## SHORT PROBLEM
Could every line of the data be printed exactly as it reads?

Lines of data

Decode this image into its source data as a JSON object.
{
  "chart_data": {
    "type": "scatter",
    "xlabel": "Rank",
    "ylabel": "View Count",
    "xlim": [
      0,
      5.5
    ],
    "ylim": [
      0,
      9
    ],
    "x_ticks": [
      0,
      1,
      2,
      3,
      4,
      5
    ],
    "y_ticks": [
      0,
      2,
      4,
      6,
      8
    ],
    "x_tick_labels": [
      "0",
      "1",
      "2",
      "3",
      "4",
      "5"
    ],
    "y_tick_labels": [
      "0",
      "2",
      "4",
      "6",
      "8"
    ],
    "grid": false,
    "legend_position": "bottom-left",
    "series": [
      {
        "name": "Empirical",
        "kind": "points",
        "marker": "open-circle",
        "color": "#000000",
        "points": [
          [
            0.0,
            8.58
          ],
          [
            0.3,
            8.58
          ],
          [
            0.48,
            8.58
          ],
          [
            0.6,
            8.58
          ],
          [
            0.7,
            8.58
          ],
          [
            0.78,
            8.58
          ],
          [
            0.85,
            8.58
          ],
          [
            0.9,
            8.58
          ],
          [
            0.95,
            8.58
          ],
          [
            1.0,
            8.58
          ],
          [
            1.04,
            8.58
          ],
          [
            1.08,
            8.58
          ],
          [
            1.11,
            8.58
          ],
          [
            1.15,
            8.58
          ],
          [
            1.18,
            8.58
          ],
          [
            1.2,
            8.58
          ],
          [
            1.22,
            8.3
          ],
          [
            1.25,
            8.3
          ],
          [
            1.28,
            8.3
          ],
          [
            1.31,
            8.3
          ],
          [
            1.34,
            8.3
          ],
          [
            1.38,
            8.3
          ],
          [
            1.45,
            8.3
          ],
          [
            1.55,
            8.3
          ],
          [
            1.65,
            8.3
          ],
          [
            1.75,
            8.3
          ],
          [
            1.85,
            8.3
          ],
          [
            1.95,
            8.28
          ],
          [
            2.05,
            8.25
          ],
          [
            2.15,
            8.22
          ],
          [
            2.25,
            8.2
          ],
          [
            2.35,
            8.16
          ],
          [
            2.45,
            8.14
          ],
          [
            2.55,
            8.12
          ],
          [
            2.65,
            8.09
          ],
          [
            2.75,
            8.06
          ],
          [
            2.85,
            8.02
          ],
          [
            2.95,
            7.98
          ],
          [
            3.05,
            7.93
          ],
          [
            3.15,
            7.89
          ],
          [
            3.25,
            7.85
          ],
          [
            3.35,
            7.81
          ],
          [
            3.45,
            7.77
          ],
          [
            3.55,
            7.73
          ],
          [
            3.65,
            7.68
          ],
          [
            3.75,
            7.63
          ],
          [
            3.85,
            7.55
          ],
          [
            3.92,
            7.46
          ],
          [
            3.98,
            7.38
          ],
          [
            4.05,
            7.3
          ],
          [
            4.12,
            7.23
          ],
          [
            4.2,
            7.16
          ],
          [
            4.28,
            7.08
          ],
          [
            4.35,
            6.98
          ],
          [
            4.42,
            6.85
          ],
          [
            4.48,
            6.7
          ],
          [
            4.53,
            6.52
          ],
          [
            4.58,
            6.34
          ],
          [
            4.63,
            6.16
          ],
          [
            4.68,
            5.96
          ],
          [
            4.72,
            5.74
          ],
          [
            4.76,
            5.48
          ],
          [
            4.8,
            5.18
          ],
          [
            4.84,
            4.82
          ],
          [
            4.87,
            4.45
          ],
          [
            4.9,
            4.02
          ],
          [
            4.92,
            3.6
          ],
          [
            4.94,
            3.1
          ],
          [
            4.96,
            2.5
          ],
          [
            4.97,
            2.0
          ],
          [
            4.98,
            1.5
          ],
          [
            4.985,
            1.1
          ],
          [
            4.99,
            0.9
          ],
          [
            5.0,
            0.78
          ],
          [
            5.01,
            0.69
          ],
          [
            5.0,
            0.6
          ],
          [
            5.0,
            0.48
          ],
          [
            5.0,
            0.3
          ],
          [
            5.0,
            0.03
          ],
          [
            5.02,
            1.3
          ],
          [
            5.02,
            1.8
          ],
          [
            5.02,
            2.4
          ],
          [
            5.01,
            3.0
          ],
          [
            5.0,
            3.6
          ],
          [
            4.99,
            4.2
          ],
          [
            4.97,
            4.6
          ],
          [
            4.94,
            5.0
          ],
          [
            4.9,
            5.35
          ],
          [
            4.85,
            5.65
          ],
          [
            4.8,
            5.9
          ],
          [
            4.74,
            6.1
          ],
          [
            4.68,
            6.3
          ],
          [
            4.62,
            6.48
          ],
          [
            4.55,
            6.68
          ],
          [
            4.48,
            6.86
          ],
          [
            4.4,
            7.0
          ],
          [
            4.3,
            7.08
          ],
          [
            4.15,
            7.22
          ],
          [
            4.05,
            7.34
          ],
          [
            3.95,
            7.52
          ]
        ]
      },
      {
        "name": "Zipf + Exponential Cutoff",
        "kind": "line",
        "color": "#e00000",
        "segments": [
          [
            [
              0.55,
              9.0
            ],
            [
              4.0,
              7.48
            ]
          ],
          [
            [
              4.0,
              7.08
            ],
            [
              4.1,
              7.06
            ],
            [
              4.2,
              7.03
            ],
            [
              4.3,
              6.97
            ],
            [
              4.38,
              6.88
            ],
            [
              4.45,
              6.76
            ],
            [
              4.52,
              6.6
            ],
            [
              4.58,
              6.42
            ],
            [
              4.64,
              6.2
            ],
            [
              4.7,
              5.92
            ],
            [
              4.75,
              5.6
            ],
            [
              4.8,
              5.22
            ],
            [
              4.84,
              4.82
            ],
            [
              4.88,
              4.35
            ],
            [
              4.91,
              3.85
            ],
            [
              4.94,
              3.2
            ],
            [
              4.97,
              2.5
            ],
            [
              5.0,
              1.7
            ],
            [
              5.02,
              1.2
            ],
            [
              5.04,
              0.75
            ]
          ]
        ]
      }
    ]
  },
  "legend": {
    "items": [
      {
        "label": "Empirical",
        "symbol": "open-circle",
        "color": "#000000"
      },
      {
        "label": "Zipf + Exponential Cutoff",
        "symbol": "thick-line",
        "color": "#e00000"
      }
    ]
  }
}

## EXERCISE ANSWER
Decode this image into its source data as a JSON object.
{
  "chart_data": {
    "type": "scatter",
    "xlabel": "Rank",
    "ylabel": "View Count",
    "xlim": [
      0,
      5.5
    ],
    "ylim": [
      0,
      9
    ],
    "x_ticks": [
      0,
      1,
      2,
      3,
      4,
      5
    ],
    "y_ticks": [
      0,
      2,
      4,
      6,
      8
    ],
    "x_tick_labels": [
      "0",
      "1",
      "2",
      "3",
      "4",
      "5"
    ],
    "y_tick_labels": [
      "0",
      "2",
      "4",
      "6",
      "8"
    ],
    "grid": false,
    "legend_position": "bottom-left",
    "series": [
      {
        "name": "Empirical",
        "kind": "points",
        "marker": "open-circle",
        "color": "#000000",
        "points": [
          [
            0.0,
            8.58
          ],
          [
            0.3,
            8.58
          ],
          [
            0.48,
            8.58
          ],
          [
            0.6,
            8.58
          ],
          [
            0.7,
            8.58
          ],
          [
            0.78,
            8.58
          ],
          [
            0.85,
            8.58
          ],
          [
            0.9,
            8.58
          ],
          [
            0.95,
            8.58
          ],
          [
            1.0,
            8.58
          ],
          [
            1.04,
            8.58
          ],
          [
            1.08,
            8.58
          ],
          [
            1.11,
            8.58
          ],
          [
            1.15,
            8.58
          ],
          [
            1.18,
            8.58
          ],
          [
            1.2,
            8.58
          ],
          [
            1.22,
            8.3
          ],
          [
            1.25,
            8.3
          ],
          [
            1.28,
            8.3
          ],
          [
            1.31,
            8.3
          ],
          [
            1.34,
            8.3
          ],
          [
            1.38,
            8.3
          ],
          [
            1.45,
            8.3
          ],
          [
            1.55,
            8.3
          ],
          [
            1.65,
            8.3
          ],
          [
            1.75,
            8.3
          ],
          [
            1.85,
            8.3
          ],
          [
            1.95,
            8.28
          ],
          [
            2.05,
            8.25
          ],
          [
            2.15,
            8.22
          ],
          [
            2.25,
            8.2
          ],
          [
            2.35,
            8.16
          ],
          [
            2.45,
            8.14
          ],
          [
            2.55,
            8.12
          ],
          [
            2.65,
            8.09
          ],
          [
            2.75,
            8.06
          ],
          [
            2.85,
            8.02
          ],
          [
            2.95,
            7.98
          ],
          [
            3.05,
            7.93
          ],
          [
            3.15,
            7.89
          ],
          [
            3.25,
            7.85
          ],
          [
            3.35,
            7.81
          ],
          [
            3.45,
            7.77
          ],
          [
            3.55,
            7.73
          ],
          [
            3.65,
            7.68
          ],
          [
            3.75,
            7.63
          ],
          [
            3.85,
            7.55
          ],
          [
            3.92,
            7.46
          ],
          [
            3.98,
            7.38
          ],
          [
            4.05,
            7.3
          ],
          [
            4.12,
            7.23
          ],
          [
            4.2,
            7.16
          ],
          [
            4.28,
            7.08
          ],
          [
            4.35,
            6.98
          ],
          [
            4.42,
            6.85
          ],
          [
            4.48,
            6.7
          ],
          [
            4.53,
            6.52
          ],
          [
            4.58,
            6.34
          ],
          [
            4.63,
            6.16
          ],
          [
            4.68,
            5.96
          ],
          [
            4.72,
            5.74
          ],
          [
            4.76,
            5.48
          ],
          [
            4.8,
            5.18
          ],
          [
            4.84,
            4.82
          ],
          [
            4.87,
            4.45
          ],
          [
            4.9,
            4.02
          ],
          [
            4.92,
            3.6
          ],
          [
            4.94,
            3.1
          ],
          [
            4.96,
            2.5
          ],
          [
            4.97,
            2.0
          ],
          [
            4.98,
            1.5
          ],
          [
            4.985,
            1.1
          ],
          [
            4.99,
            0.9
          ],
          [
            5.0,
            0.78
          ],
          [
            5.01,
            0.69
          ],
          [
            5.0,
            0.6
          ],
          [
            5.0,
            0.48
          ],
          [
            5.0,
            0.3
          ],
          [
            5.0,
            0.03
          ],
          [
            5.02,
            1.3
          ],
          [
            5.02,
            1.8
          ],
          [
            5.02,
            2.4
          ],
          [
            5.01,
            3.0
          ],
          [
            5.0,
            3.6
          ],
          [
            4.99,
            4.2
          ],
          [
            4.97,
            4.6
          ],
          [
            4.94,
            5.0
          ],
          [
            4.9,
            5.35
          ],
          [
            4.85,
            5.65
          ],
          [
            4.8,
            5.9
          ],
          [
            4.74,
            6.1
          ],
          [
            4.68,
            6.3
          ],
          [
            4.62,
            6.48
          ],
          [
            4.55,
            6.68
          ],
          [
            4.48,
            6.86
          ],
          [
            4.4,
            7.0
          ],
          [
            4.3,
            7.08
          ],
          [
            4.15,
            7.22
          ],
          [
            4.05,
            7.34
          ],
          [
            3.95,
            7.52
          ]
        ]
      },
      {
        "name": "Zipf + Exponential Cutoff",
        "kind": "line",
        "color": "#e00000",
        "segments": [
          [
            [
              0.55,
              9.0
            ],
            [
              4.0,
              7.48
            ]
          ],
          [
            [
              4.0,
              7.08
            ],
            [
              4.1,
              7.06
            ],
            [
              4.2,
              7.03
            ],
            [
              4.3,
              6.97
            ],
            [
              4.38,
              6.88
            ],
            [
              4.45,
              6.76
            ],
            [
              4.52,
              6.6
            ],
            [
              4.58,
              6.42
            ],
            [
              4.64,
              6.2
            ],
            [
              4.7,
              5.92
            ],
            [
              4.75,
              5.6
            ],
            [
              4.8,
              5.22
            ],
            [
              4.84,
              4.82
            ],
            [
              4.88,
              4.35
            ],
            [
              4.91,
              3.85
            ],
            [
              4.94,
              3.2
            ],
            [
              4.97,
              2.5
            ],
            [
              5.0,
              1.7
            ],
            [
              5.02,
              1.2
            ],
            [
              5.04,
              0.75
            ]
          ]
        ]
      }
    ]
  },
  "legend": {
    "items": [
      {
        "label": "Empirical",
        "symbol": "open-circle",
        "color": "#000000"
      },
      {
        "label": "Zipf + Exponential Cutoff",
        "symbol": "thick-line",
        "color": "#e00000"
      }
    ]
  }
}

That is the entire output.